Aufgabe und Vorgaben:
Schreib aus dem Text über Rahn und Graul den Abschnitt wortgetreu ab, der mit den Worten „Die Erwähnung des“ anfängt und nach „persönliches Geburtstagsgeschenk überreicht.“ aufhört.

Ausgewählter Textauszug:
Die Erwähnung des Buches selbst ist kaum wegen seines begrenzten Erfolgs von Interesse, aber der Inhalt machte den „Reichsführer SS“ Himmler auf den Verfasser Rahn aufmerksam. Rahn hatte Jahre zuvor mit seinem Buch „Kreuzzug gegen den Gral“ eine Art Bestseller geschrieben, der nicht nur die esoterisch Interessierten, sondern auch ein breiteres Publikum ansprach. Vieles in seiner Deutung der europäischen Glaubensgeschichte kam den religiösen und okkulten Ideen Himmlers entgegen, und der war von „Luzifers Hofgesind“ so begeistert, daß er einhundert Exemplare bestellen und mehrere Luxusausgaben anfertigen ließ. Eine davon wurde Hitler als Himmlers persönliches Geburtstagsgeschenk überreicht.
Zurück zu Graul: Während des Krieges hatte er bei der Bauleitung der Luftwaffen-Erprobungsstelle in Rechlin gearbeitet, Geländekarten und Lagepläne gezeichnet. Vor der heranrückenden Sowjetarmee floh er nach Westen und erreichte Hamburg. Er nahm unter beengten Verhältnissen seine Tätigkeit als Gebrauchsgraphiker wieder auf, fand aber Mitte der fünfziger Jahre ein Betätigungsfeld, das seinen Neigungen stärker entgegenkam. Nachdem wieder Gold gehandelt wurde und vor allem in bürgerlichen Kreisen der Bundesrepublik das Bedürfnis nach Sicherung des neuen Wohlstands um sich griff, schuf Graul (vielleicht in Anlehnung an die Frei-Geld-Theorie Silvio Gesells) eine Art Parallelwährung auf Basis des Edelmetalls. Der nach dem Vorbild einer antiken römischen Goldmünze geprägte „Aureus“ war zwar kein offizielles Zahlungsmittel, wurde aber von verschiedenen Banken wegen seines Gewichts und Reinheitsgehalts als Geldanlage empfohlen.

Einträge aus einer Sammlung:
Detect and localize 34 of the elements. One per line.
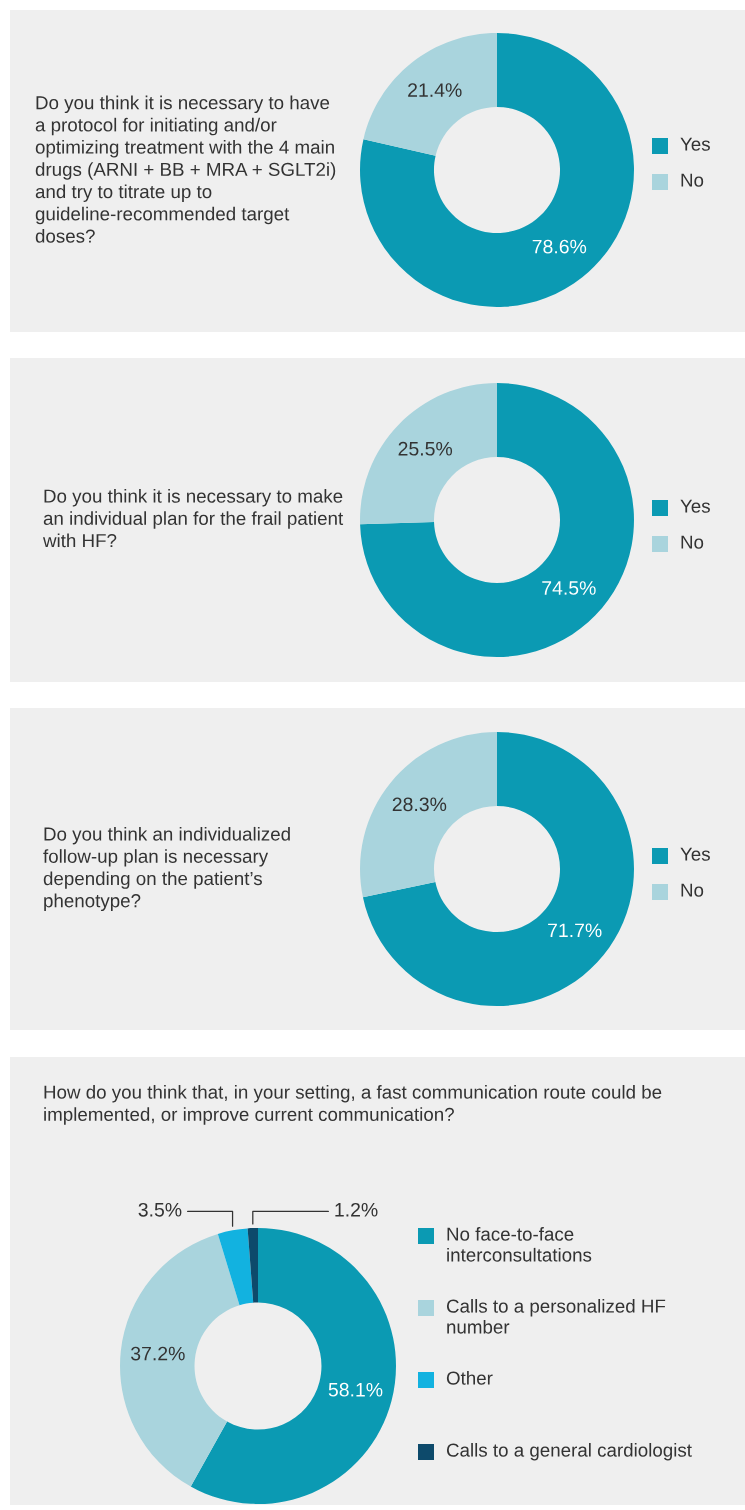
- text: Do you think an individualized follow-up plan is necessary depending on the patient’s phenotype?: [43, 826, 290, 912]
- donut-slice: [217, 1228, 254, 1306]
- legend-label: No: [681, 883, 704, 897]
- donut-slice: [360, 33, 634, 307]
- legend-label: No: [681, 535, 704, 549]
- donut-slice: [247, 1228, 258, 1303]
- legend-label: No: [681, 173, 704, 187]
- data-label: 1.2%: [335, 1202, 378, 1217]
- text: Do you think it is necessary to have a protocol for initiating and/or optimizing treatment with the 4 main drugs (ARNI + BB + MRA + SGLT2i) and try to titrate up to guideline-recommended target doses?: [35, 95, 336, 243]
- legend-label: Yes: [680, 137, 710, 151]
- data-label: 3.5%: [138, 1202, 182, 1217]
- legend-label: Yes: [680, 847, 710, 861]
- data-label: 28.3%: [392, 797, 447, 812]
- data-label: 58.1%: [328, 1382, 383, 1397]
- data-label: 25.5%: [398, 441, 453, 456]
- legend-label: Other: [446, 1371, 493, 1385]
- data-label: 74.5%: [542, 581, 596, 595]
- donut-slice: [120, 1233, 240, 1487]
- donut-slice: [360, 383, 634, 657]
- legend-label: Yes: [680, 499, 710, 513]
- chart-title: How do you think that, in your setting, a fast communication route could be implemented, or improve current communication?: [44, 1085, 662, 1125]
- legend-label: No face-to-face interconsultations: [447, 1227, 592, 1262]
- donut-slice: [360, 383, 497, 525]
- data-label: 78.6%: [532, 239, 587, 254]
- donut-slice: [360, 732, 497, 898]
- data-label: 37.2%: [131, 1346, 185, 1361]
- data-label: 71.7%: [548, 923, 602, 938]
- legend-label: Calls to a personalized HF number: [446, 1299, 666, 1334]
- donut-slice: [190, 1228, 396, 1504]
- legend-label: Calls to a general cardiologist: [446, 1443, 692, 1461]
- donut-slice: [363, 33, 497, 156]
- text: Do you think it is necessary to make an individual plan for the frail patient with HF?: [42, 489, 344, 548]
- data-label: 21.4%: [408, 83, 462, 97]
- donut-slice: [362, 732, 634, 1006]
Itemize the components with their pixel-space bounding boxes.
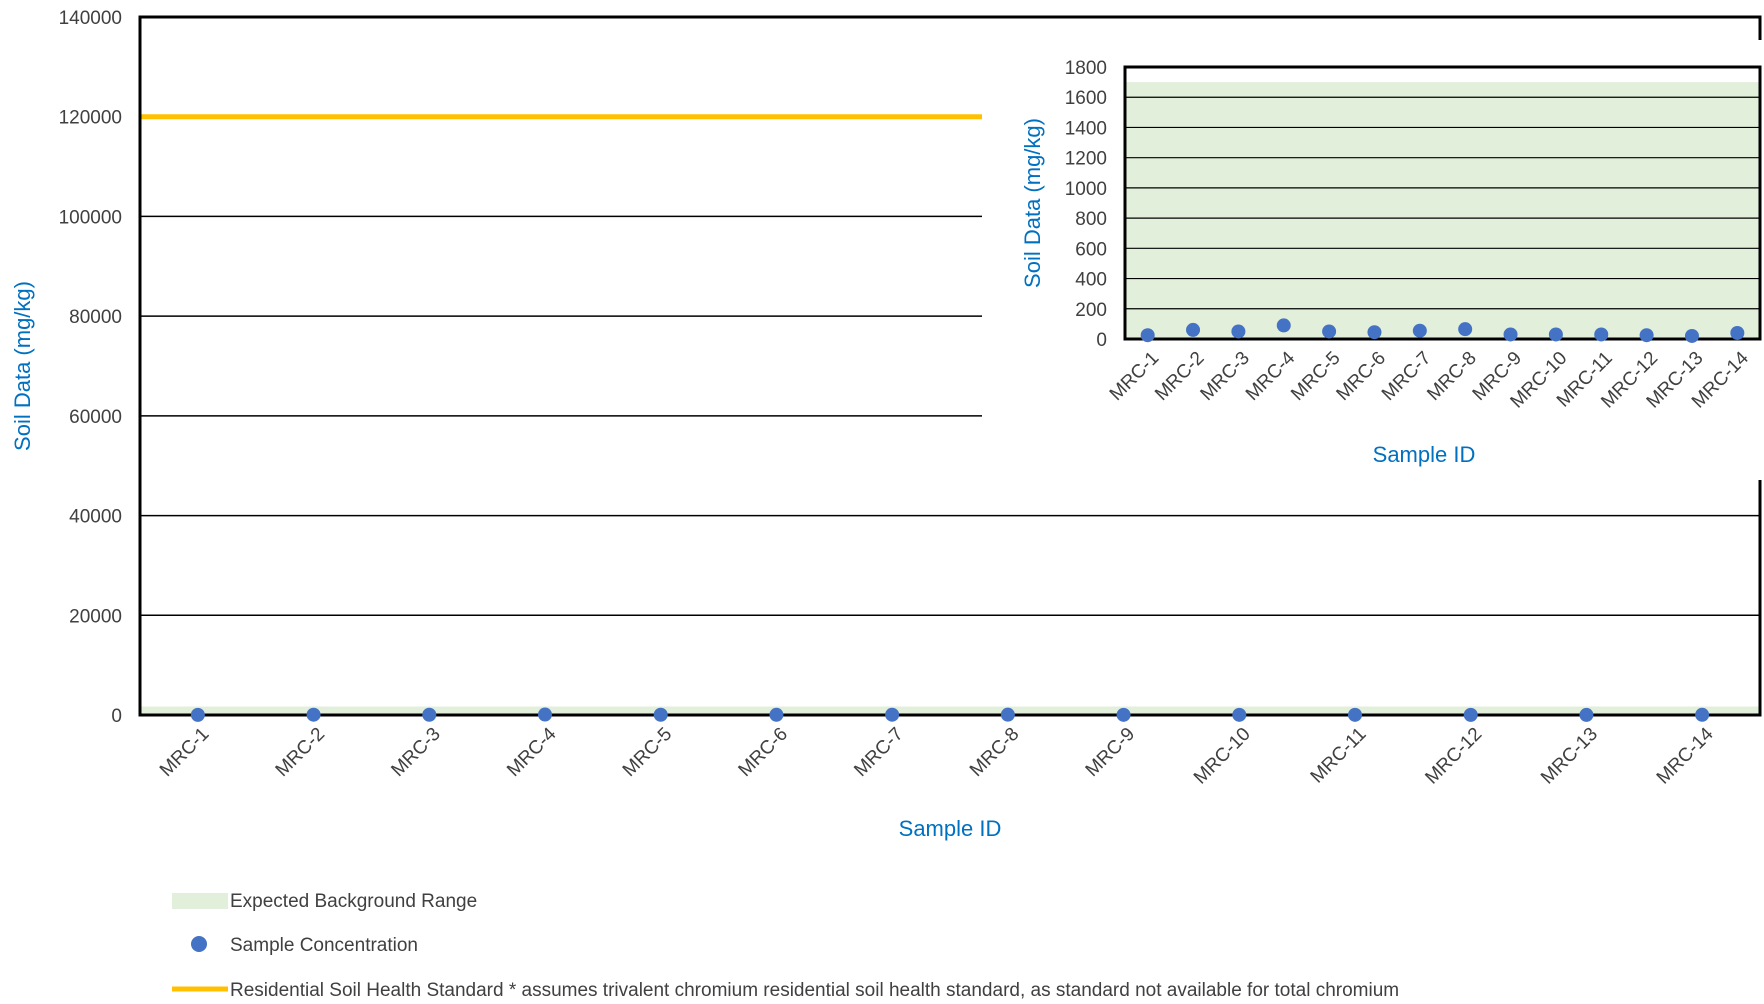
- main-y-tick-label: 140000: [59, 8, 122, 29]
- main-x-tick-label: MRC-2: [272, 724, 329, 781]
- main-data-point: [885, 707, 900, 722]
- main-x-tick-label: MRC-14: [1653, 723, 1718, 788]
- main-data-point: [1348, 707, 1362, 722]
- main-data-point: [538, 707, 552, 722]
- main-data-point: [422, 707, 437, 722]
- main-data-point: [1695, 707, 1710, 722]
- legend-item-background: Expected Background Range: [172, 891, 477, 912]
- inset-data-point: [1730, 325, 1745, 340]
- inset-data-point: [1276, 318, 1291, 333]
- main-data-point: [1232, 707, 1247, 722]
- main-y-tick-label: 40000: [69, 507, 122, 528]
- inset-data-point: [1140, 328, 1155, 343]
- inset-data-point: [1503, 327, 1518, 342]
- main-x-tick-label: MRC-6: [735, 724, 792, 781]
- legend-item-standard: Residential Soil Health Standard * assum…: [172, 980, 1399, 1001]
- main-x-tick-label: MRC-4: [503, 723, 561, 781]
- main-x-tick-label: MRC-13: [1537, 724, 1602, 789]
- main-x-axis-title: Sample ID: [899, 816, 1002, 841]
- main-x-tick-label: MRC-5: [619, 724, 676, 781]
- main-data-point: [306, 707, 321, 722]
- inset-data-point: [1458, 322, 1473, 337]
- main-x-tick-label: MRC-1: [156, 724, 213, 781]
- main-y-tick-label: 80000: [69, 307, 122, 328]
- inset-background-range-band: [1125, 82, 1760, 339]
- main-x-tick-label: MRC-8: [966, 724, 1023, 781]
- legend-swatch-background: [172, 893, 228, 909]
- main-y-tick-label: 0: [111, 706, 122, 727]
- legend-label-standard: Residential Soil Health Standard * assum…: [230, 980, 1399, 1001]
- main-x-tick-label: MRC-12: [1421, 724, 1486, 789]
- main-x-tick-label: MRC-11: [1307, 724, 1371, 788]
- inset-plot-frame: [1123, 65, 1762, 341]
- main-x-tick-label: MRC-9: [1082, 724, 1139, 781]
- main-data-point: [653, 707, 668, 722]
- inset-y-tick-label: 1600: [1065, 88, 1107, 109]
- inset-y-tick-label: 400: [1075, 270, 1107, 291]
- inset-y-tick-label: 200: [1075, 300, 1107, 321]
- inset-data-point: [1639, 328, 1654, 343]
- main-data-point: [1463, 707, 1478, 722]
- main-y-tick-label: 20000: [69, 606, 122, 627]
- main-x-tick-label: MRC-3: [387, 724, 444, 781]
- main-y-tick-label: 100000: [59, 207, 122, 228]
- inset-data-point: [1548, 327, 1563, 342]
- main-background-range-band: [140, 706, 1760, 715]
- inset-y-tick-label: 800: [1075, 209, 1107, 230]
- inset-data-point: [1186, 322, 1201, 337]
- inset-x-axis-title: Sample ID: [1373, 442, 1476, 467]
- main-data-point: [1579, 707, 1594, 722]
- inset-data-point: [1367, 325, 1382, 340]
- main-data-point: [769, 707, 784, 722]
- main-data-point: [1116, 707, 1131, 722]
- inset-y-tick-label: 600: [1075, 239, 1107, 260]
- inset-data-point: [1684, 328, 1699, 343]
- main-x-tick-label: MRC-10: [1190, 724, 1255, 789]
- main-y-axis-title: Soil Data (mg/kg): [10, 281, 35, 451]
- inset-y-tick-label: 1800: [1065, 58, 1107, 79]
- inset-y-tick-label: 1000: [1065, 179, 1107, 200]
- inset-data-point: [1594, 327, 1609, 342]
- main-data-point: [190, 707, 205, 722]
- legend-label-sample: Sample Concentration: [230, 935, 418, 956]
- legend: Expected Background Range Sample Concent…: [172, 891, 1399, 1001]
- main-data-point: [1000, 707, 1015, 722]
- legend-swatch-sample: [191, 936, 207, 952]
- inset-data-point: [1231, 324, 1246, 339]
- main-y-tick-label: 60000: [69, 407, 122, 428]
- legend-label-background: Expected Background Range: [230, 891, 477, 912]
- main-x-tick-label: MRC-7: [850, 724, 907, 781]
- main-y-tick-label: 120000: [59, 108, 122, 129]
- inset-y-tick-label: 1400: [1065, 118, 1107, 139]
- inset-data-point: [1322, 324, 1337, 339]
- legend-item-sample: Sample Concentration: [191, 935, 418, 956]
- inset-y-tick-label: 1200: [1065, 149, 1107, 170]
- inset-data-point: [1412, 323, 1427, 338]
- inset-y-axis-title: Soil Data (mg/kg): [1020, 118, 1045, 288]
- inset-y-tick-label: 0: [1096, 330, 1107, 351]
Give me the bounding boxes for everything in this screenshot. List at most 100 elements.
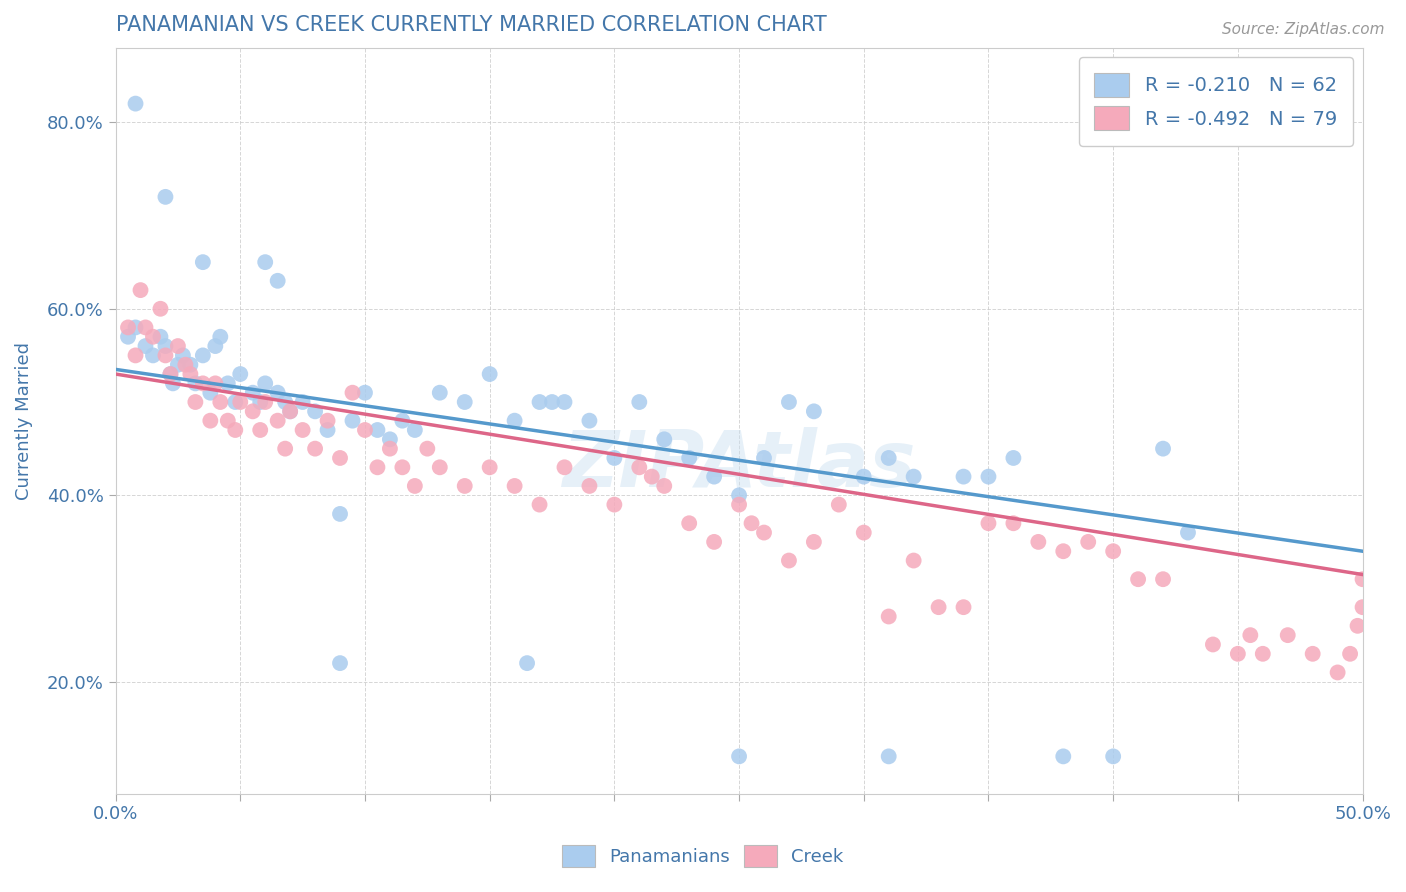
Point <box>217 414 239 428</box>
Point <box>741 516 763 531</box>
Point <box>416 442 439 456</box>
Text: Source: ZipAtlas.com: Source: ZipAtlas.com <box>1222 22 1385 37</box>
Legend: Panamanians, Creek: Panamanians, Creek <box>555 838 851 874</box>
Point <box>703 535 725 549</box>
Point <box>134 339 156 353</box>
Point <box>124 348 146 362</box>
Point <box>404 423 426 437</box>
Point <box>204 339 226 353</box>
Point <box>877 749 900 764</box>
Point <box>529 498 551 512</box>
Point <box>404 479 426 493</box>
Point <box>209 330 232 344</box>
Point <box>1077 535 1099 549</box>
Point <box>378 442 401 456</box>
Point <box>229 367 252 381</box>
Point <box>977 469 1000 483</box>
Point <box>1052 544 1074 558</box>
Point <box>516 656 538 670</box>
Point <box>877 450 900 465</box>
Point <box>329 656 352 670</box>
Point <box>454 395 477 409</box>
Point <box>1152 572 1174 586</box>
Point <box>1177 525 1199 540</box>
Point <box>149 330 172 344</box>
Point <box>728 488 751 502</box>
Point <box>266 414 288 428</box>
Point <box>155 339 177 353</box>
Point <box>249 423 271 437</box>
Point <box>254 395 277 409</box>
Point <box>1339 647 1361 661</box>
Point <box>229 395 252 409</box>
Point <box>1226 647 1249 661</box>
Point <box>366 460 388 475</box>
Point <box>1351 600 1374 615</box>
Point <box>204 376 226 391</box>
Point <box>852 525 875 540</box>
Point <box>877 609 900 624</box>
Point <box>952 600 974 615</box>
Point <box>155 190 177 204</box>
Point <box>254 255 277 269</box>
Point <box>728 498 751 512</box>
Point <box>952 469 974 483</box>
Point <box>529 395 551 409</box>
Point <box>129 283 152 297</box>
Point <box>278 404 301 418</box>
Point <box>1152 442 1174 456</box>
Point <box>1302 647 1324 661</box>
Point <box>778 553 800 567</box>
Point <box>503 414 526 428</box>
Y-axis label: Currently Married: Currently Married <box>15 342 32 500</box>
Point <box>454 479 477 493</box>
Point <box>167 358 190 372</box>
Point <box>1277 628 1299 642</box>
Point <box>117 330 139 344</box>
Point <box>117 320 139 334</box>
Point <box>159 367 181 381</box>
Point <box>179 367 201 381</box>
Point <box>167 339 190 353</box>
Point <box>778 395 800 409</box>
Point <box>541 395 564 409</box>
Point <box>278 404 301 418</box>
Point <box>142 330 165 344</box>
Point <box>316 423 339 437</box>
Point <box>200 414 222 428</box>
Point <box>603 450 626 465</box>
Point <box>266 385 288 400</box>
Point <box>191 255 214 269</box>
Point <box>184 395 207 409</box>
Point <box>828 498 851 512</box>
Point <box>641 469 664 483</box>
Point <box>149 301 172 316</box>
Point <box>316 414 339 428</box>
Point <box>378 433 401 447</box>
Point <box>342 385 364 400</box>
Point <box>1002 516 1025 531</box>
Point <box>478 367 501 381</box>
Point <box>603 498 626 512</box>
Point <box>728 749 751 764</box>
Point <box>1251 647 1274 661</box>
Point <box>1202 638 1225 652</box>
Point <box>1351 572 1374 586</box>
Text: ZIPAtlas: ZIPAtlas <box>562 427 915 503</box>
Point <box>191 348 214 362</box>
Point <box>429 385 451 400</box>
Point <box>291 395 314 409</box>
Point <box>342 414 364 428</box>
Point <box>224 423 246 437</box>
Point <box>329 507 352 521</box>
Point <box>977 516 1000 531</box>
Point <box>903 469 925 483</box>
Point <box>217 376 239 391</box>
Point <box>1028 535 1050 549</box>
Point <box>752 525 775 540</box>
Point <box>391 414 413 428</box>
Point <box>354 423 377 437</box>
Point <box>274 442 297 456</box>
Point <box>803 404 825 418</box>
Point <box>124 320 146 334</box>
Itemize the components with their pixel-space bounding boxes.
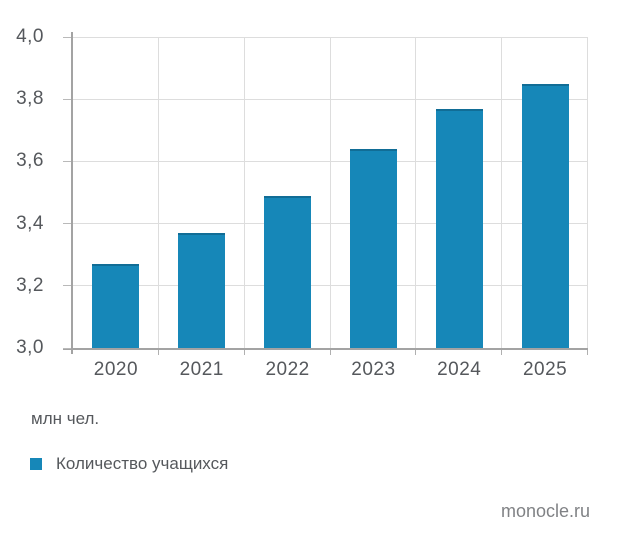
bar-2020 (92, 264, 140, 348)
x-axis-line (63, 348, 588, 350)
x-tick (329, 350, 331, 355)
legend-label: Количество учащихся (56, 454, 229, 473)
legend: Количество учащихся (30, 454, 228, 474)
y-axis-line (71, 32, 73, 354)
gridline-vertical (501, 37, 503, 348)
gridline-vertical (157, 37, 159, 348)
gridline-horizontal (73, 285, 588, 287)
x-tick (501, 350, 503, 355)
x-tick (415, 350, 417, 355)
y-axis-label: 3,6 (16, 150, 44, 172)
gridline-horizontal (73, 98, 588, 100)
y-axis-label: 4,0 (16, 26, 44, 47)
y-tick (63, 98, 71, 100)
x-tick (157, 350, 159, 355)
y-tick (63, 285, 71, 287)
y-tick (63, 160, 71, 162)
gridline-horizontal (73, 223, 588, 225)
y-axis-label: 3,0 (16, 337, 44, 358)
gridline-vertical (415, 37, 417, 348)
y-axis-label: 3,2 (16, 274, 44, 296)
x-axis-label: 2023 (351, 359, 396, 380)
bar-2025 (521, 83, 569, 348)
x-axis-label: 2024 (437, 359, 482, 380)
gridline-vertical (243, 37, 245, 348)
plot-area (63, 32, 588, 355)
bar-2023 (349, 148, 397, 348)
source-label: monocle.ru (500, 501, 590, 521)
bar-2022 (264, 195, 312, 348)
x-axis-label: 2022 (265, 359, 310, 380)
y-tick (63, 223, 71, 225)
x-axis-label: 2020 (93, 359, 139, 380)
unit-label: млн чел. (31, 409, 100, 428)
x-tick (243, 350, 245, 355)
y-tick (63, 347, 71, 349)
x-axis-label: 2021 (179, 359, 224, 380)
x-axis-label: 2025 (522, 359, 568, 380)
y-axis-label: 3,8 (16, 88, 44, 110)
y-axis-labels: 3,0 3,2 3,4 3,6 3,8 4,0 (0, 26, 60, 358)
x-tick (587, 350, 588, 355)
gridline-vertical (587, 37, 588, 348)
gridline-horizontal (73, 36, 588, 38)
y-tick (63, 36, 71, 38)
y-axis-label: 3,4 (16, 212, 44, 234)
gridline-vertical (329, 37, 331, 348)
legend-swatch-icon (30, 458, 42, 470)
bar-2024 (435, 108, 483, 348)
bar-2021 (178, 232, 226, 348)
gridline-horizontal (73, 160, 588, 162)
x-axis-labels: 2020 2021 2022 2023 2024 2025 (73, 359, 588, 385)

Ergebnis:
Die Erwähnung des Buches selbst ist kaum wegen seines begrenzten Erfolgs von Interesse, aber der Inhalt machte den „Reichsführer SS“ Himmler auf den Verfasser Rahn aufmerksam. Rahn hatte Jahre zuvor mit seinem Buch „Kreuzzug gegen den Gral“ eine Art Bestseller geschrieben, der nicht nur die esoterisch Interessierten, sondern auch ein breiteres Publikum ansprach. Vieles in seiner Deutung der europäischen Glaubensgeschichte kam den religiösen und okkulten Ideen Himmlers entgegen, und der war von „Luzifers Hofgesind“ so begeistert, daß er einhundert Exemplare bestellen und mehrere Luxusausgaben anfertigen ließ. Eine davon wurde Hitler als Himmlers persönliches Geburtstagsgeschenk überreicht.